━━━━━ TEXT SECTION

# Red nose and Blue nose pitbulls



## DerekMinaj (Dec 2, 2013)

Hi, I'm new here. From what I understand, Red nose pitbulls are worth more than Blue nose pitbulls. Is there any reason for this? Are there any differences between them? Thanks.

Sent from Petguide.com Free App


----------



## hashbrown (Mar 17, 2013)

DerekMinaj said:


> Hi, I'm new here. From what I understand, Red nose pitbulls are worth more than Blue nose pitbulls. Is there any reason for this? Are there any differences between them? Thanks.
> 
> Sent from Petguide.com Free App


If you cross them and get a purple nose, that's when you're in the real money......


----------



## MSK (Aug 13, 2008)

Lol on a seious note. Why does it matter? Honestly nothing to do with color on worth of a dog it all has to do withtheir purpose.


----------



## DerekMinaj (Dec 2, 2013)

━━━━━━━━━━
━━━━━ ENTRIES SUPPLIED

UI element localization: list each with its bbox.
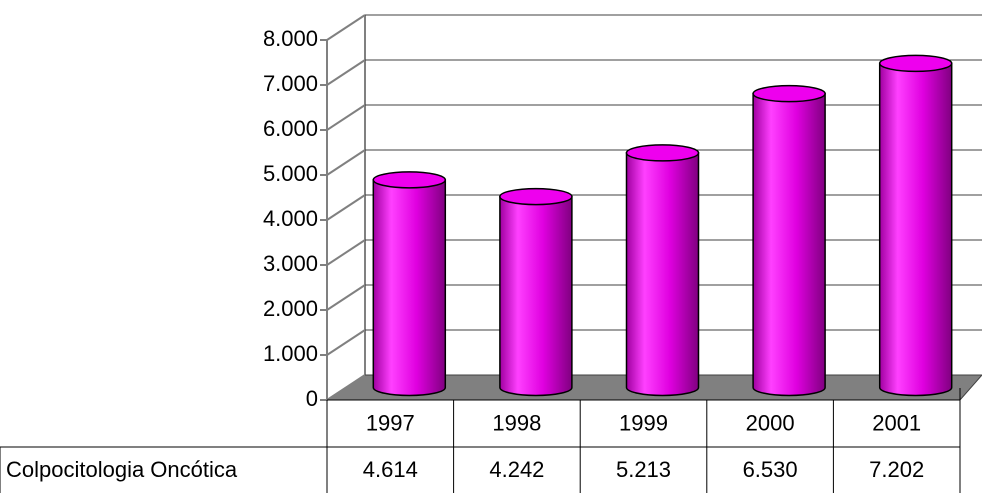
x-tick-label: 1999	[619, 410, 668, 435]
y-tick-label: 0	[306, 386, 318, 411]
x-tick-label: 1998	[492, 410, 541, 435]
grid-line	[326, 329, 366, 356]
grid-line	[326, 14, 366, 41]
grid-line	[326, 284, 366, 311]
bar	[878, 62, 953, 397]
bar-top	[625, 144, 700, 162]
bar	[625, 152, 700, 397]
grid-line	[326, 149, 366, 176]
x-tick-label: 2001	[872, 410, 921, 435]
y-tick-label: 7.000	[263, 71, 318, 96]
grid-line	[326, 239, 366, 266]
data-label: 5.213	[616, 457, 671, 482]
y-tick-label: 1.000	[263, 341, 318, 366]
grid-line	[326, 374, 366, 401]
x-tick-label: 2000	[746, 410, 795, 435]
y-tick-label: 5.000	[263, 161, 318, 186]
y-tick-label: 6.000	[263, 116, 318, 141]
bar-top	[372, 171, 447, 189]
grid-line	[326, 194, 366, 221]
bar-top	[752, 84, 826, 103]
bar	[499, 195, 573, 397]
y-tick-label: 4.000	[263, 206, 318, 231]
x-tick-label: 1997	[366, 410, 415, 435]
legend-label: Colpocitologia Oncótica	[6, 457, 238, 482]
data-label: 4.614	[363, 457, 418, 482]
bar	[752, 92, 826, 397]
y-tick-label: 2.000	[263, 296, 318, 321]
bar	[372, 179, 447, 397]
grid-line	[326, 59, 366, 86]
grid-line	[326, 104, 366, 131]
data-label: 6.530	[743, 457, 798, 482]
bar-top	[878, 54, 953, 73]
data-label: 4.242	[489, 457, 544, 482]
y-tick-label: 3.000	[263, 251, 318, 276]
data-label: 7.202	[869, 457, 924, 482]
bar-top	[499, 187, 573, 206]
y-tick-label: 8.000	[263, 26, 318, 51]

━━━━━━━━━━
━━━━━ ENTRIES SUPPLIED

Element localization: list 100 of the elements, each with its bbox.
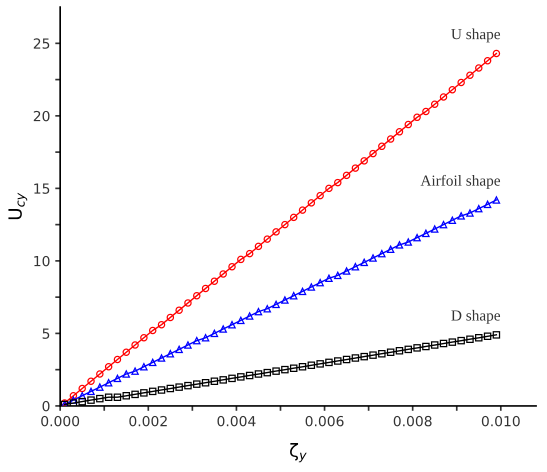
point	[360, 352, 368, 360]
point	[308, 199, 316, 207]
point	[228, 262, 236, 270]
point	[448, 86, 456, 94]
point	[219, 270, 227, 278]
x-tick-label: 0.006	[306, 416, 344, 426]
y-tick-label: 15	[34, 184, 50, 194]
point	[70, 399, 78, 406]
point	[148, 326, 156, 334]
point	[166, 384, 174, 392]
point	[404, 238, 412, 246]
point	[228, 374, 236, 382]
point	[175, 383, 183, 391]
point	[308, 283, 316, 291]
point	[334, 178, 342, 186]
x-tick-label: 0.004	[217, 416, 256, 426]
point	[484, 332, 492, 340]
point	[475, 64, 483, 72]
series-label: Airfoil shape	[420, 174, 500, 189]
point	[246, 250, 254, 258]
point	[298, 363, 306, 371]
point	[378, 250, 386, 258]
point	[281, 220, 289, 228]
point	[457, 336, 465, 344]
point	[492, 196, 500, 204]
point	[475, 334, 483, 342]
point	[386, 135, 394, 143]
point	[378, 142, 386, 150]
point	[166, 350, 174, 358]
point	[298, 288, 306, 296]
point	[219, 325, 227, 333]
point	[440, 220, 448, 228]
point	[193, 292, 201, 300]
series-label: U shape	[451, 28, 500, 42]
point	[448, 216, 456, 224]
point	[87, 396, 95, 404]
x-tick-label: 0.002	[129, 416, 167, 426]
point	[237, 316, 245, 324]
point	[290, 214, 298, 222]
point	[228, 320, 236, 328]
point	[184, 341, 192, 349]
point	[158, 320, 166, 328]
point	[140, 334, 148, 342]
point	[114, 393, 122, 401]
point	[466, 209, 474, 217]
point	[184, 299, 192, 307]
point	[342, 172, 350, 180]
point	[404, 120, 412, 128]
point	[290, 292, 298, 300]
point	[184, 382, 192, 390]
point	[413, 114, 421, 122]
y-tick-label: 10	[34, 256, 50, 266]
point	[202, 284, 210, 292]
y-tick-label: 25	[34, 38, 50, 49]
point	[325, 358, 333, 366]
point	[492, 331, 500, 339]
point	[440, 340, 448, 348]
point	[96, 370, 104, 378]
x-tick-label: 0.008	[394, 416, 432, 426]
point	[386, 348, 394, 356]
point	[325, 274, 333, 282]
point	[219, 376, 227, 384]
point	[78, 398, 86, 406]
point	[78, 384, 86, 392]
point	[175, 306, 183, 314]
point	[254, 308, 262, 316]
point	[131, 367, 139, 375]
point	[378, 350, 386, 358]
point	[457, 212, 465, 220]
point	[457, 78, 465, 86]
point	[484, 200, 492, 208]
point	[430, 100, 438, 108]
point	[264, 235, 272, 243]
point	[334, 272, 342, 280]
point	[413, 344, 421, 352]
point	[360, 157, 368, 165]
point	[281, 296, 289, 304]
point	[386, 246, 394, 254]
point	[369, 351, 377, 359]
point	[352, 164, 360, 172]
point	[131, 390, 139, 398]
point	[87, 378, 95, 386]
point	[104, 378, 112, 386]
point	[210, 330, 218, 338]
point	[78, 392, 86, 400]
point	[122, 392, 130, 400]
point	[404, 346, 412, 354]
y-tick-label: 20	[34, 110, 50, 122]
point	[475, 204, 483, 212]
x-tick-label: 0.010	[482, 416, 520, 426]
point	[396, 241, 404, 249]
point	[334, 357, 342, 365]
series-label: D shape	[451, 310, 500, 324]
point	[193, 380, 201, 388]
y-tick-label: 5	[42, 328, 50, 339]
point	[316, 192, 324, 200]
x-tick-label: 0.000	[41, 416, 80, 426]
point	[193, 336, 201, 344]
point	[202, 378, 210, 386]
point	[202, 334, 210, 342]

━━━━━━━━━━

TASKS AND EXERCISES
**A.** These questions are about the pitbull forum thread:
(i) In the opening post, which kind of pitbull is said to be worth more?
(ii) What nose color does hashbrown joke would bring in the real money?
(iii) According to MSK, what does a dog's worth have to do with?
Mark your answers (i), (ii), (iii), one per line.
**B.** Could you carry on the pitbull forum thread from the point where it stops?

TASK-BY-TASK OUTPUTS
**A.**
(i) Red nose pitbulls
(ii) Purple
(iii) Their purpose

**B.**
It doesn't matter. I have two blue noses. I don't care either way I'm just wondering. It seems like red noses are more desired and I've seen them be sold for higher prices than a blue nose, and I was just wondering why.

Sent from Petguide.com Free App


----------



## rex abernathy (Nov 23, 2013)

The value of something is what one is willing to pay. I wouldn't pay a penny for a red nose, blue nose. brown nose, black nose or any variation thereof, please see my post on colors. With that said, one is as good as another it really depends on what YOU are looking for.


----------



## MSK (Aug 13, 2008)

He cant access that part of the forum Rex.


----------



## rex abernathy (Nov 23, 2013)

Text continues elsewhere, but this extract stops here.